- Source records:
§ §

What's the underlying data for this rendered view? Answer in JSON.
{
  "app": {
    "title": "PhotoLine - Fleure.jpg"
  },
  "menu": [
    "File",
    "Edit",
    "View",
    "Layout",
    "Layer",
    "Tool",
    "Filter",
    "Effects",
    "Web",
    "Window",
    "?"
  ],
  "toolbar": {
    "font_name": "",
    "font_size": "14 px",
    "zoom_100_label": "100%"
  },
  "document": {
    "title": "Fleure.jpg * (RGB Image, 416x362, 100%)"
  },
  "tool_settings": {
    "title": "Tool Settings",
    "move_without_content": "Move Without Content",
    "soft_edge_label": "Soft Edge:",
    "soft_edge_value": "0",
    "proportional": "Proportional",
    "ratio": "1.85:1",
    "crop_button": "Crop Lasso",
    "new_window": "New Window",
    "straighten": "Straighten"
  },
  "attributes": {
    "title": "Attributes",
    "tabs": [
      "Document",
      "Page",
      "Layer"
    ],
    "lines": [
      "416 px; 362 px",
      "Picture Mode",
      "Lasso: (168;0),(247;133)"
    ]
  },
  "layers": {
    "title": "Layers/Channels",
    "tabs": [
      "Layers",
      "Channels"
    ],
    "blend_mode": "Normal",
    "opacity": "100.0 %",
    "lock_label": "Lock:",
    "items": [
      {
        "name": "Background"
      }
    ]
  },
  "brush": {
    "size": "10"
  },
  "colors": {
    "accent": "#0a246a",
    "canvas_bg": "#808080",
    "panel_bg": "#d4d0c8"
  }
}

§ §

- WHAT YOU SHOULD DO: Retype all of the data shown above, word for word.

- THE REPLY:
What's the underlying data for this rendered view? Answer in JSON.
{
  "app": {
    "title": "PhotoLine - Fleure.jpg"
  },
  "menu": [
    "File",
    "Edit",
    "View",
    "Layout",
    "Layer",
    "Tool",
    "Filter",
    "Effects",
    "Web",
    "Window",
    "?"
  ],
  "toolbar": {
    "font_name": "",
    "font_size": "14 px",
    "zoom_100_label": "100%"
  },
  "document": {
    "title": "Fleure.jpg * (RGB Image, 416x362, 100%)"
  },
  "tool_settings": {
    "title": "Tool Settings",
    "move_without_content": "Move Without Content",
    "soft_edge_label": "Soft Edge:",
    "soft_edge_value": "0",
    "proportional": "Proportional",
    "ratio": "1.85:1",
    "crop_button": "Crop Lasso",
    "new_window": "New Window",
    "straighten": "Straighten"
  },
  "attributes": {
    "title": "Attributes",
    "tabs": [
      "Document",
      "Page",
      "Layer"
    ],
    "lines": [
      "416 px; 362 px",
      "Picture Mode",
      "Lasso: (168;0),(247;133)"
    ]
  },
  "layers": {
    "title": "Layers/Channels",
    "tabs": [
      "Layers",
      "Channels"
    ],
    "blend_mode": "Normal",
    "opacity": "100.0 %",
    "lock_label": "Lock:",
    "items": [
      {
        "name": "Background"
      }
    ]
  },
  "brush": {
    "size": "10"
  },
  "colors": {
    "accent": "#0a246a",
    "canvas_bg": "#808080",
    "panel_bg": "#d4d0c8"
  }
}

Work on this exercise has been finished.